▸ **What the exercise asks**:
Omit the images, then print each record below exactly as it reads.

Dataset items

⟨

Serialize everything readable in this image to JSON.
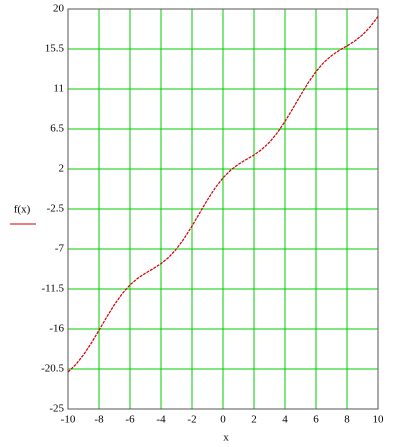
{
  "chart_data": {
    "type": "line",
    "x_label": "x",
    "y_label": "f(x)",
    "x": [
      -10,
      -9.5,
      -9,
      -8.5,
      -8,
      -7.5,
      -7,
      -6.5,
      -6,
      -5.5,
      -5,
      -4.5,
      -4,
      -3.5,
      -3,
      -2.5,
      -2,
      -1.5,
      -1,
      -0.5,
      0,
      0.5,
      1,
      1.5,
      2,
      2.5,
      3,
      3.5,
      4,
      4.5,
      5,
      5.5,
      6,
      6.5,
      7,
      7.5,
      8,
      8.5,
      9,
      9.5,
      10
    ],
    "series": [
      {
        "color": "#cc0000",
        "values": [
          -20.84,
          -20.0,
          -18.91,
          -17.6,
          -16.15,
          -14.65,
          -13.25,
          -12.02,
          -11.04,
          -10.29,
          -9.72,
          -9.21,
          -8.65,
          -7.94,
          -6.99,
          -5.8,
          -4.42,
          -2.93,
          -1.46,
          -0.12,
          1,
          1.88,
          2.54,
          3.07,
          3.58,
          4.2,
          5.01,
          6.06,
          7.35,
          8.79,
          10.28,
          11.71,
          12.96,
          13.98,
          14.75,
          15.35,
          15.85,
          16.4,
          17.09,
          18.0,
          19.16
        ]
      }
    ],
    "xlim": [
      -10,
      10
    ],
    "xticks": [
      -10,
      -8,
      -6,
      -4,
      -2,
      0,
      2,
      4,
      6,
      8,
      10
    ],
    "ylim": [
      -25,
      20
    ],
    "yticks": [
      20,
      15.5,
      11,
      6.5,
      2,
      -2.5,
      -7,
      -11.5,
      -16,
      -20.5,
      -25
    ],
    "grid": true,
    "grid_color": "#00cc00"
  }
}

⟩

▸ **Answer to the task**:
Serialize everything readable in this image to JSON.
{
  "chart_data": {
    "type": "line",
    "x_label": "x",
    "y_label": "f(x)",
    "x": [
      -10,
      -9.5,
      -9,
      -8.5,
      -8,
      -7.5,
      -7,
      -6.5,
      -6,
      -5.5,
      -5,
      -4.5,
      -4,
      -3.5,
      -3,
      -2.5,
      -2,
      -1.5,
      -1,
      -0.5,
      0,
      0.5,
      1,
      1.5,
      2,
      2.5,
      3,
      3.5,
      4,
      4.5,
      5,
      5.5,
      6,
      6.5,
      7,
      7.5,
      8,
      8.5,
      9,
      9.5,
      10
    ],
    "series": [
      {
        "color": "#cc0000",
        "values": [
          -20.84,
          -20.0,
          -18.91,
          -17.6,
          -16.15,
          -14.65,
          -13.25,
          -12.02,
          -11.04,
          -10.29,
          -9.72,
          -9.21,
          -8.65,
          -7.94,
          -6.99,
          -5.8,
          -4.42,
          -2.93,
          -1.46,
          -0.12,
          1,
          1.88,
          2.54,
          3.07,
          3.58,
          4.2,
          5.01,
          6.06,
          7.35,
          8.79,
          10.28,
          11.71,
          12.96,
          13.98,
          14.75,
          15.35,
          15.85,
          16.4,
          17.09,
          18.0,
          19.16
        ]
      }
    ],
    "xlim": [
      -10,
      10
    ],
    "xticks": [
      -10,
      -8,
      -6,
      -4,
      -2,
      0,
      2,
      4,
      6,
      8,
      10
    ],
    "ylim": [
      -25,
      20
    ],
    "yticks": [
      20,
      15.5,
      11,
      6.5,
      2,
      -2.5,
      -7,
      -11.5,
      -16,
      -20.5,
      -25
    ],
    "grid": true,
    "grid_color": "#00cc00"
  }
}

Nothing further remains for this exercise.